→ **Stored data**
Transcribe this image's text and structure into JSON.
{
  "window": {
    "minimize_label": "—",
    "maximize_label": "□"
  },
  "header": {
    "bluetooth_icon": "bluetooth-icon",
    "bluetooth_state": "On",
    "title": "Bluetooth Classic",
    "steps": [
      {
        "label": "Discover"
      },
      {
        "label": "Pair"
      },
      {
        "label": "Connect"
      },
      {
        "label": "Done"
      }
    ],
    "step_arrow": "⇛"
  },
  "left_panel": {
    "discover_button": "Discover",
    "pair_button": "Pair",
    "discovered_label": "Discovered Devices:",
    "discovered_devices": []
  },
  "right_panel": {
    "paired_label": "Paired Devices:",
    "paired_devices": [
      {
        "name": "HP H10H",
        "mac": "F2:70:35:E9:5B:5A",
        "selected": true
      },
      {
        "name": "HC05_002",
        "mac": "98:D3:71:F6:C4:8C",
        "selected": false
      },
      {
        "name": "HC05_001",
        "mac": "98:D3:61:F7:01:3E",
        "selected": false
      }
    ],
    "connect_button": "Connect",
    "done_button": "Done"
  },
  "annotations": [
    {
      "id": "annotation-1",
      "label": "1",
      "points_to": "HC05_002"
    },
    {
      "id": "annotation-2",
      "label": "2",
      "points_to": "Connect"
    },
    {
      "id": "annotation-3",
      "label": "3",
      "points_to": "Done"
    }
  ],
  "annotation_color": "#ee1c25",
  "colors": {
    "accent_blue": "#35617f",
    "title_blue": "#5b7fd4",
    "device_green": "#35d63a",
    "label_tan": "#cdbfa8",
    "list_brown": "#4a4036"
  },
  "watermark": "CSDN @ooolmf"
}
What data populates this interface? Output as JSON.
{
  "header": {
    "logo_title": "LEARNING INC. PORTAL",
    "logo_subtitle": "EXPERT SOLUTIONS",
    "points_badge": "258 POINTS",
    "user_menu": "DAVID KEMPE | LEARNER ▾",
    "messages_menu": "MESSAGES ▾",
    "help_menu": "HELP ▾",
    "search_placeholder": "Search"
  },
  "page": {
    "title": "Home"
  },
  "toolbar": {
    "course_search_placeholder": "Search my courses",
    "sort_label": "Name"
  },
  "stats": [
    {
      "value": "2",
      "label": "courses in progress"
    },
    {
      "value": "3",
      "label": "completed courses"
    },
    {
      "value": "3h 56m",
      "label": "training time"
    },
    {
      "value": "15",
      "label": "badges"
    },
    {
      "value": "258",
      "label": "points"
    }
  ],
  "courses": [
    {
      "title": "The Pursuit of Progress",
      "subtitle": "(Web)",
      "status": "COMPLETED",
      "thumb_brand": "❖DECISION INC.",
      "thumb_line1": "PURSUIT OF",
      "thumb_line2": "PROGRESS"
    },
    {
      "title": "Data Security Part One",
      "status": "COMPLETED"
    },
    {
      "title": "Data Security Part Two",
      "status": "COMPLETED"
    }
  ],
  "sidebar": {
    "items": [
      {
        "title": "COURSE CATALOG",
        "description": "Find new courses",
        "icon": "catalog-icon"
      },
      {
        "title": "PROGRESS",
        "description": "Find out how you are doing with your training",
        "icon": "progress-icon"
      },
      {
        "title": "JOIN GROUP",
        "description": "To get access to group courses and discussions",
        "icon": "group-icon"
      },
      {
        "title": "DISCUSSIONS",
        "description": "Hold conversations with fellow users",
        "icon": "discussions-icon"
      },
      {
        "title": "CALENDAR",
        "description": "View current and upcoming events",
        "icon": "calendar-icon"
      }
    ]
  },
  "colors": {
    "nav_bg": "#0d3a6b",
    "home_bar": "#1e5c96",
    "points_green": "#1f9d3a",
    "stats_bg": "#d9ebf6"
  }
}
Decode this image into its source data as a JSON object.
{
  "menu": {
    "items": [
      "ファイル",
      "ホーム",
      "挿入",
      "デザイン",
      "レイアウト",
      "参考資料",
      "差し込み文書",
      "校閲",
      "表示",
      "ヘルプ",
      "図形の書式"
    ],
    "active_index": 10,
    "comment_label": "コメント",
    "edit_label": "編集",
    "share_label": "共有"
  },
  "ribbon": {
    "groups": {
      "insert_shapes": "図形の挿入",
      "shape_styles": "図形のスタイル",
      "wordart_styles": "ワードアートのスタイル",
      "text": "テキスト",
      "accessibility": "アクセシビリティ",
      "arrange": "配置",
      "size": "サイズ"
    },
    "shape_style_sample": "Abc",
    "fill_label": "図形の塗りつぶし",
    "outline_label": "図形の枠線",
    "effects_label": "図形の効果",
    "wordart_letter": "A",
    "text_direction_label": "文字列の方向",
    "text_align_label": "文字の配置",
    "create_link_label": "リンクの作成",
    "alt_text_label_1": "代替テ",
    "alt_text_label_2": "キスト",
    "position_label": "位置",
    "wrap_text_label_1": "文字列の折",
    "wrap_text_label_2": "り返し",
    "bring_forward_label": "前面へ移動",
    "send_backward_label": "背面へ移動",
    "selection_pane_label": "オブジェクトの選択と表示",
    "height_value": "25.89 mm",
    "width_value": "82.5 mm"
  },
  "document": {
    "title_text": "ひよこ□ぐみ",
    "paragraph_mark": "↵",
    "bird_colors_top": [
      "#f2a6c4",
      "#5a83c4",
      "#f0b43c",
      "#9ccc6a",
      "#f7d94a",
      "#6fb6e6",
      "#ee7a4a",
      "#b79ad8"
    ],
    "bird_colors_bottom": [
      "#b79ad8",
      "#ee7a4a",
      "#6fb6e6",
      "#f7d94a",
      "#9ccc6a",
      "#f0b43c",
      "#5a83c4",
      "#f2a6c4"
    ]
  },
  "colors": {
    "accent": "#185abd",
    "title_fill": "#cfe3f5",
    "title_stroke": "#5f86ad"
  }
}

→ **Aim**
Starting with the line that contains "Decode this image", output every line through the end of the listing above, unchanged.

→ **Completed task**
Decode this image into its source data as a JSON object.
{
  "menu": {
    "items": [
      "ファイル",
      "ホーム",
      "挿入",
      "デザイン",
      "レイアウト",
      "参考資料",
      "差し込み文書",
      "校閲",
      "表示",
      "ヘルプ",
      "図形の書式"
    ],
    "active_index": 10,
    "comment_label": "コメント",
    "edit_label": "編集",
    "share_label": "共有"
  },
  "ribbon": {
    "groups": {
      "insert_shapes": "図形の挿入",
      "shape_styles": "図形のスタイル",
      "wordart_styles": "ワードアートのスタイル",
      "text": "テキスト",
      "accessibility": "アクセシビリティ",
      "arrange": "配置",
      "size": "サイズ"
    },
    "shape_style_sample": "Abc",
    "fill_label": "図形の塗りつぶし",
    "outline_label": "図形の枠線",
    "effects_label": "図形の効果",
    "wordart_letter": "A",
    "text_direction_label": "文字列の方向",
    "text_align_label": "文字の配置",
    "create_link_label": "リンクの作成",
    "alt_text_label_1": "代替テ",
    "alt_text_label_2": "キスト",
    "position_label": "位置",
    "wrap_text_label_1": "文字列の折",
    "wrap_text_label_2": "り返し",
    "bring_forward_label": "前面へ移動",
    "send_backward_label": "背面へ移動",
    "selection_pane_label": "オブジェクトの選択と表示",
    "height_value": "25.89 mm",
    "width_value": "82.5 mm"
  },
  "document": {
    "title_text": "ひよこ□ぐみ",
    "paragraph_mark": "↵",
    "bird_colors_top": [
      "#f2a6c4",
      "#5a83c4",
      "#f0b43c",
      "#9ccc6a",
      "#f7d94a",
      "#6fb6e6",
      "#ee7a4a",
      "#b79ad8"
    ],
    "bird_colors_bottom": [
      "#b79ad8",
      "#ee7a4a",
      "#6fb6e6",
      "#f7d94a",
      "#9ccc6a",
      "#f0b43c",
      "#5a83c4",
      "#f2a6c4"
    ]
  },
  "colors": {
    "accent": "#185abd",
    "title_fill": "#cfe3f5",
    "title_stroke": "#5f86ad"
  }
}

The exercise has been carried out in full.